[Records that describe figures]
START
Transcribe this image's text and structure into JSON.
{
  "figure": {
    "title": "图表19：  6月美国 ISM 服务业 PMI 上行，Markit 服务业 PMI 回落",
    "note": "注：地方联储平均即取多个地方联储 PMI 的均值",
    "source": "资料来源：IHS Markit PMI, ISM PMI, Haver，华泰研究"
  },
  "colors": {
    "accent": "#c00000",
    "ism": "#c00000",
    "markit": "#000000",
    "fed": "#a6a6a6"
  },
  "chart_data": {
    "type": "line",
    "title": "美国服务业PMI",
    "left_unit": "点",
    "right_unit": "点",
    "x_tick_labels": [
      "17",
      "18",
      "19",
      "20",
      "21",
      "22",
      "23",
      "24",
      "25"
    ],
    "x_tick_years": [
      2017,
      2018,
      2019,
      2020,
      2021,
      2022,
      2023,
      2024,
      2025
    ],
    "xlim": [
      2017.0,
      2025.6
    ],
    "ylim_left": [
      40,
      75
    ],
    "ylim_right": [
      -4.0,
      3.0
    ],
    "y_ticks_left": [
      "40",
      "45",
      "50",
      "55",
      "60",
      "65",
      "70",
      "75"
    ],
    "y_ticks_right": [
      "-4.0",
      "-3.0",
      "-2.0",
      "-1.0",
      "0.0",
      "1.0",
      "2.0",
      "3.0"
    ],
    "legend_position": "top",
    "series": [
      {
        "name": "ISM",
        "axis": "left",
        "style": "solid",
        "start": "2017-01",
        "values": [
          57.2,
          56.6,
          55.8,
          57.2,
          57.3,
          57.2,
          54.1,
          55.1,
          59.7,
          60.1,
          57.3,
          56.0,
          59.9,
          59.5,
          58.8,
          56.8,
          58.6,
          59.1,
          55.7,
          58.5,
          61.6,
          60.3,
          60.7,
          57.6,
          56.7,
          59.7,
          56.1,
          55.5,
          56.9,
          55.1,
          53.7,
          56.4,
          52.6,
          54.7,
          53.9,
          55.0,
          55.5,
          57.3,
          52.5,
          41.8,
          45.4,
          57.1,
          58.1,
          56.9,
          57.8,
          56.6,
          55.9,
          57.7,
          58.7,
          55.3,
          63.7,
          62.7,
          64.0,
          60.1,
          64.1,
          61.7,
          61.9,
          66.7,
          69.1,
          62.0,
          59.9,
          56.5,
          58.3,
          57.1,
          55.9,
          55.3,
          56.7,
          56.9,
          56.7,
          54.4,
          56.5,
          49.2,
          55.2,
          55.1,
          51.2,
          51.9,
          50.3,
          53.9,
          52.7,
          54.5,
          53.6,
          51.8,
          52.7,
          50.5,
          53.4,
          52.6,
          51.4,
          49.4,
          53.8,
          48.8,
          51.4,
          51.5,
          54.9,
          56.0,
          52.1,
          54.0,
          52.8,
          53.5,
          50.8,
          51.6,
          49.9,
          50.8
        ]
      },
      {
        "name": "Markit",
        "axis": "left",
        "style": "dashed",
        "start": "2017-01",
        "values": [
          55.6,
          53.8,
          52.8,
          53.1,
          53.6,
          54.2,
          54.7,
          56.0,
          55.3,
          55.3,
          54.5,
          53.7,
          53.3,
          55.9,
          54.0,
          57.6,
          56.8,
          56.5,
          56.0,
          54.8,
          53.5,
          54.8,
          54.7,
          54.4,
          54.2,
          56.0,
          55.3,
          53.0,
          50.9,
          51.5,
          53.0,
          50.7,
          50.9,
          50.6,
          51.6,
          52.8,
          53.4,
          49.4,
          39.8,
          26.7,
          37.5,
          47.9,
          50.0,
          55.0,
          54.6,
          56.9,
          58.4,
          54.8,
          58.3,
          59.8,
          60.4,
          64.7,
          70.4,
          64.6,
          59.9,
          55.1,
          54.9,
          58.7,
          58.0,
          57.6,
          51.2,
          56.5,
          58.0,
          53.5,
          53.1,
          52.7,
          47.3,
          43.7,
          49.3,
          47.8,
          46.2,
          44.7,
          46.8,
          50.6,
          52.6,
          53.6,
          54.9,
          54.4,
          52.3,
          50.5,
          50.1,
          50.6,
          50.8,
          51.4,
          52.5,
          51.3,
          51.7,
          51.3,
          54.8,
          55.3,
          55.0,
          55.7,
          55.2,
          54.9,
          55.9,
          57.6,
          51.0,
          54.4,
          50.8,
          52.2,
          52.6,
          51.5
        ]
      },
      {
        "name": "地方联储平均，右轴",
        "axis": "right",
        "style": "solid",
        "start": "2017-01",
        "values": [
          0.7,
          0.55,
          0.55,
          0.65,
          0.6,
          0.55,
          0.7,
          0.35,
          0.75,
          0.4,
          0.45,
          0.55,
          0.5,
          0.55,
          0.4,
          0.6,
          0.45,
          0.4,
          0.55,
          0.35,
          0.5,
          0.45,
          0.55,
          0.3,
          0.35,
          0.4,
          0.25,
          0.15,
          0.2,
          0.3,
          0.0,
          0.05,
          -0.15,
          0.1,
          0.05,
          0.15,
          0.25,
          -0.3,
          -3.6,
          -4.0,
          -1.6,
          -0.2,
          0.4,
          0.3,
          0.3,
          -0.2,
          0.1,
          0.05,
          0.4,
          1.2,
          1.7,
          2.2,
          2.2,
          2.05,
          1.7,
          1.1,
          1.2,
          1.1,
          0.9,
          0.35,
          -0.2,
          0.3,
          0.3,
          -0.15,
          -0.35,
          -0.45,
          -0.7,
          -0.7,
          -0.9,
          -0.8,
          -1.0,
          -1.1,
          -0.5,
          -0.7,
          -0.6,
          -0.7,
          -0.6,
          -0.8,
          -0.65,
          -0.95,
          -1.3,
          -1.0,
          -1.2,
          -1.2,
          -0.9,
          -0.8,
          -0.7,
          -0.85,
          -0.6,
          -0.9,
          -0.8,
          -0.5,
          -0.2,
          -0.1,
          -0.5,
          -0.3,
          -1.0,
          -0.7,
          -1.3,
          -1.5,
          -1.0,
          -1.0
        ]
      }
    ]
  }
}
END
§ Directive
Write out the full set of records exactly as given.

§ Complete response
Transcribe this image's text and structure into JSON.
{
  "figure": {
    "title": "图表19：  6月美国 ISM 服务业 PMI 上行，Markit 服务业 PMI 回落",
    "note": "注：地方联储平均即取多个地方联储 PMI 的均值",
    "source": "资料来源：IHS Markit PMI, ISM PMI, Haver，华泰研究"
  },
  "colors": {
    "accent": "#c00000",
    "ism": "#c00000",
    "markit": "#000000",
    "fed": "#a6a6a6"
  },
  "chart_data": {
    "type": "line",
    "title": "美国服务业PMI",
    "left_unit": "点",
    "right_unit": "点",
    "x_tick_labels": [
      "17",
      "18",
      "19",
      "20",
      "21",
      "22",
      "23",
      "24",
      "25"
    ],
    "x_tick_years": [
      2017,
      2018,
      2019,
      2020,
      2021,
      2022,
      2023,
      2024,
      2025
    ],
    "xlim": [
      2017.0,
      2025.6
    ],
    "ylim_left": [
      40,
      75
    ],
    "ylim_right": [
      -4.0,
      3.0
    ],
    "y_ticks_left": [
      "40",
      "45",
      "50",
      "55",
      "60",
      "65",
      "70",
      "75"
    ],
    "y_ticks_right": [
      "-4.0",
      "-3.0",
      "-2.0",
      "-1.0",
      "0.0",
      "1.0",
      "2.0",
      "3.0"
    ],
    "legend_position": "top",
    "series": [
      {
        "name": "ISM",
        "axis": "left",
        "style": "solid",
        "start": "2017-01",
        "values": [
          57.2,
          56.6,
          55.8,
          57.2,
          57.3,
          57.2,
          54.1,
          55.1,
          59.7,
          60.1,
          57.3,
          56.0,
          59.9,
          59.5,
          58.8,
          56.8,
          58.6,
          59.1,
          55.7,
          58.5,
          61.6,
          60.3,
          60.7,
          57.6,
          56.7,
          59.7,
          56.1,
          55.5,
          56.9,
          55.1,
          53.7,
          56.4,
          52.6,
          54.7,
          53.9,
          55.0,
          55.5,
          57.3,
          52.5,
          41.8,
          45.4,
          57.1,
          58.1,
          56.9,
          57.8,
          56.6,
          55.9,
          57.7,
          58.7,
          55.3,
          63.7,
          62.7,
          64.0,
          60.1,
          64.1,
          61.7,
          61.9,
          66.7,
          69.1,
          62.0,
          59.9,
          56.5,
          58.3,
          57.1,
          55.9,
          55.3,
          56.7,
          56.9,
          56.7,
          54.4,
          56.5,
          49.2,
          55.2,
          55.1,
          51.2,
          51.9,
          50.3,
          53.9,
          52.7,
          54.5,
          53.6,
          51.8,
          52.7,
          50.5,
          53.4,
          52.6,
          51.4,
          49.4,
          53.8,
          48.8,
          51.4,
          51.5,
          54.9,
          56.0,
          52.1,
          54.0,
          52.8,
          53.5,
          50.8,
          51.6,
          49.9,
          50.8
        ]
      },
      {
        "name": "Markit",
        "axis": "left",
        "style": "dashed",
        "start": "2017-01",
        "values": [
          55.6,
          53.8,
          52.8,
          53.1,
          53.6,
          54.2,
          54.7,
          56.0,
          55.3,
          55.3,
          54.5,
          53.7,
          53.3,
          55.9,
          54.0,
          57.6,
          56.8,
          56.5,
          56.0,
          54.8,
          53.5,
          54.8,
          54.7,
          54.4,
          54.2,
          56.0,
          55.3,
          53.0,
          50.9,
          51.5,
          53.0,
          50.7,
          50.9,
          50.6,
          51.6,
          52.8,
          53.4,
          49.4,
          39.8,
          26.7,
          37.5,
          47.9,
          50.0,
          55.0,
          54.6,
          56.9,
          58.4,
          54.8,
          58.3,
          59.8,
          60.4,
          64.7,
          70.4,
          64.6,
          59.9,
          55.1,
          54.9,
          58.7,
          58.0,
          57.6,
          51.2,
          56.5,
          58.0,
          53.5,
          53.1,
          52.7,
          47.3,
          43.7,
          49.3,
          47.8,
          46.2,
          44.7,
          46.8,
          50.6,
          52.6,
          53.6,
          54.9,
          54.4,
          52.3,
          50.5,
          50.1,
          50.6,
          50.8,
          51.4,
          52.5,
          51.3,
          51.7,
          51.3,
          54.8,
          55.3,
          55.0,
          55.7,
          55.2,
          54.9,
          55.9,
          57.6,
          51.0,
          54.4,
          50.8,
          52.2,
          52.6,
          51.5
        ]
      },
      {
        "name": "地方联储平均，右轴",
        "axis": "right",
        "style": "solid",
        "start": "2017-01",
        "values": [
          0.7,
          0.55,
          0.55,
          0.65,
          0.6,
          0.55,
          0.7,
          0.35,
          0.75,
          0.4,
          0.45,
          0.55,
          0.5,
          0.55,
          0.4,
          0.6,
          0.45,
          0.4,
          0.55,
          0.35,
          0.5,
          0.45,
          0.55,
          0.3,
          0.35,
          0.4,
          0.25,
          0.15,
          0.2,
          0.3,
          0.0,
          0.05,
          -0.15,
          0.1,
          0.05,
          0.15,
          0.25,
          -0.3,
          -3.6,
          -4.0,
          -1.6,
          -0.2,
          0.4,
          0.3,
          0.3,
          -0.2,
          0.1,
          0.05,
          0.4,
          1.2,
          1.7,
          2.2,
          2.2,
          2.05,
          1.7,
          1.1,
          1.2,
          1.1,
          0.9,
          0.35,
          -0.2,
          0.3,
          0.3,
          -0.15,
          -0.35,
          -0.45,
          -0.7,
          -0.7,
          -0.9,
          -0.8,
          -1.0,
          -1.1,
          -0.5,
          -0.7,
          -0.6,
          -0.7,
          -0.6,
          -0.8,
          -0.65,
          -0.95,
          -1.3,
          -1.0,
          -1.2,
          -1.2,
          -0.9,
          -0.8,
          -0.7,
          -0.85,
          -0.6,
          -0.9,
          -0.8,
          -0.5,
          -0.2,
          -0.1,
          -0.5,
          -0.3,
          -1.0,
          -0.7,
          -1.3,
          -1.5,
          -1.0,
          -1.0
        ]
      }
    ]
  }
}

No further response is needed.